* DOCUMENT EXCERPT *
JuliaData / YAML.jl

Parse yer YAMLs
Other
129 stars 45 forks source link

Duplicate keys in mapping #140

Open sstroemer opened 4 months ago

sstroemer commented 4 months ago

As of the YAML specs, keys of mappings need to be unique: "The content of a mapping node is an unordered set of key/value node pairs, with the restriction that each of the keys is unique."

This is not accounted for, which leads to duplicate entries silently being overwritten:

YAML.load("x: 3")         # Dict{Any, Any} with 1 entry: "x" => 3
YAML.load("x: 3\nx: 4")   # Dict{Any, Any} with 1 entry: "x" => 4     (<-- this is wrong)

A bandaid fix (if anyone stumbles on this) would be:

@kwdef struct UniqueKeyDict{T1, T2} <: AbstractDict{T1, T2}
    dict::Dict{T1, T2} = Dict{T1, T2}()
end

function Base.setindex!(ukd::UniqueKeyDict, value, key)
    haskey(ukd.dict, key) && error("Key $key already exists in dictionary.")

* EXERCISE INSTRUCTIONS *
(1) Answer these questions about the YAML.jl issue thread:
(a) What number does the issue carry?
(b) According to the thread, what happens to duplicate entries in a mapping?
(c) What is the name of the struct defined in the proposed fix?
(2) Continue the YAML.jl issue thread from the point where it stops.

[Rows from a dataset]
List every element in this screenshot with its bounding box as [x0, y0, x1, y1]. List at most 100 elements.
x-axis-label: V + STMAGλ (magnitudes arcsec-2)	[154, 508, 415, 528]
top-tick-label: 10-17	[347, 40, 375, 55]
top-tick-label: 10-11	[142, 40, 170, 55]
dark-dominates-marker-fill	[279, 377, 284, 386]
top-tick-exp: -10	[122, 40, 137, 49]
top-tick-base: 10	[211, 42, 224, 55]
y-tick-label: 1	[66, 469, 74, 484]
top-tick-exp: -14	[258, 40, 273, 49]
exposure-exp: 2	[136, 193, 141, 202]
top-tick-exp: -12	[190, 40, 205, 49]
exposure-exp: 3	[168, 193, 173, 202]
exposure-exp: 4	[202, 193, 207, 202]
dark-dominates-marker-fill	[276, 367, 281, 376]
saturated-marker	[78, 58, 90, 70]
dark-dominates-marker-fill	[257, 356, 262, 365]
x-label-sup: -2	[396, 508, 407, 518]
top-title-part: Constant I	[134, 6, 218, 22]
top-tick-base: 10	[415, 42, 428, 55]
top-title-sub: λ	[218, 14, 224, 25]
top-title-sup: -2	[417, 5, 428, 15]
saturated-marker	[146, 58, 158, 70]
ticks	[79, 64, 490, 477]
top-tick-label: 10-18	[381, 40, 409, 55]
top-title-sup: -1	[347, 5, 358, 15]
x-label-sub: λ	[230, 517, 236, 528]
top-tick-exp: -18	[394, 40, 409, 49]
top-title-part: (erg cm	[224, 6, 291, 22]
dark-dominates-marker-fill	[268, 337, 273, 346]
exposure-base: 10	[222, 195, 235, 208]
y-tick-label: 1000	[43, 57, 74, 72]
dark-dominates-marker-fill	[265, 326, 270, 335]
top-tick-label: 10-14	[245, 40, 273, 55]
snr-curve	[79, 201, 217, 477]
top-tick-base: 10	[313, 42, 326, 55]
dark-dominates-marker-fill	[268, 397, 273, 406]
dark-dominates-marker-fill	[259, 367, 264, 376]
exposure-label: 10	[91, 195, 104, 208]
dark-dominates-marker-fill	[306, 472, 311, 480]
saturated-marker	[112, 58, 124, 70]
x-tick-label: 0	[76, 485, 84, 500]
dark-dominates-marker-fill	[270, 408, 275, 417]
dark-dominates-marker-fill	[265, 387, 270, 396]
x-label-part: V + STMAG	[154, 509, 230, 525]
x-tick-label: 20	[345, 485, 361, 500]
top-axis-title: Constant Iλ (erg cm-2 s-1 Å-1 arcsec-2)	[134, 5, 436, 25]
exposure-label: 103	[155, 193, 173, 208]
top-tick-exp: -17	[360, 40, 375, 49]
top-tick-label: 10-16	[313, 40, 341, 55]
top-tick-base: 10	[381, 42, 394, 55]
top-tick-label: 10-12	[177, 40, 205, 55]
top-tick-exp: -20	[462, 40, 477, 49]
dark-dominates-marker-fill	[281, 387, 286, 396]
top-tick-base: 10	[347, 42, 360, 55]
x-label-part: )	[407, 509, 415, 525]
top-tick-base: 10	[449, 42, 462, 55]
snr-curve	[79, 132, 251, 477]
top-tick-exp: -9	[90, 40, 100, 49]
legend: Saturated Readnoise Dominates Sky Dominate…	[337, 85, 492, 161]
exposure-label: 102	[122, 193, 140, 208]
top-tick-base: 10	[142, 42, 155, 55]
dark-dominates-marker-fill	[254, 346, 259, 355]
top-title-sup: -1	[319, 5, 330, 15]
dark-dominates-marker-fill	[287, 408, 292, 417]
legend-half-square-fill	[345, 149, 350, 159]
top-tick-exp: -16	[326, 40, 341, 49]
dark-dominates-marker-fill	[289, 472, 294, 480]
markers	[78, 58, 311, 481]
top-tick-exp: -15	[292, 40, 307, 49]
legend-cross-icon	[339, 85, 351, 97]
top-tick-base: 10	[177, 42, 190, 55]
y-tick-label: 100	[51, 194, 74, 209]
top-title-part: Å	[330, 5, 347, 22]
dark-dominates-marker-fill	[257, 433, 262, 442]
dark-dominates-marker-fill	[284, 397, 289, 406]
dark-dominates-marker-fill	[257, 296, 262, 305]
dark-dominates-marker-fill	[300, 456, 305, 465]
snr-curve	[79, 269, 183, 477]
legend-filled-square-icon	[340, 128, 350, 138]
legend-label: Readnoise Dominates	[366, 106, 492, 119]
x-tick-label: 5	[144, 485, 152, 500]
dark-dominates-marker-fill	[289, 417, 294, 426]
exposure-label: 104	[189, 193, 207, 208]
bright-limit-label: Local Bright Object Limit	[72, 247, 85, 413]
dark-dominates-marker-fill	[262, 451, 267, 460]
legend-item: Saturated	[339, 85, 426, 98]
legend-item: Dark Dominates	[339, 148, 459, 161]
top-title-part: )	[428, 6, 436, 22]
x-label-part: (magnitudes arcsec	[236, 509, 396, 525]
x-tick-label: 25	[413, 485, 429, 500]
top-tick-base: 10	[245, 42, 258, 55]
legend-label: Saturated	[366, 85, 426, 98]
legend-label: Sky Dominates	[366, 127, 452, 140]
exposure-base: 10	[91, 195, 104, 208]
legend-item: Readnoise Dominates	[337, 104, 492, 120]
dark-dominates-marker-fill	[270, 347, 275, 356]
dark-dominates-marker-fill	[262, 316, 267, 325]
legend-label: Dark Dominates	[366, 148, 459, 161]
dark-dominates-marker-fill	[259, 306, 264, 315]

* ANSWERS TO THE EXERCISE *
(1)
(a) #140
(b) They are silently overwritten.
(c) UniqueKeyDict

(2)
    ukd.dict[key] = value
end

YAML.load("x: 3")                                               # Dict{Any, Any} with 1 entry: "x" => 3
YAML.load("x: 3\nx: 4")                                         # Dict{Any, Any} with 1 entry: "x" => 4
YAML.load("x: 3"; dicttype=UniqueKeyDict{Any, Any}).dict        # Dict{Any, Any} with 1 entry: "x" => 3
YAML.load("x: 3\nx: 4"; dicttype=UniqueKeyDict{Any, Any}).dict  # throws an error

Note that the internal dict field can then be used for further processing. Similar workarounds are of course valid for OrderedDict or similar types.

kescobo commented 4 months ago

Using insert! from Dictionaries.jl is how I would do it (though to be clear, I'm not advocating adding that dependency)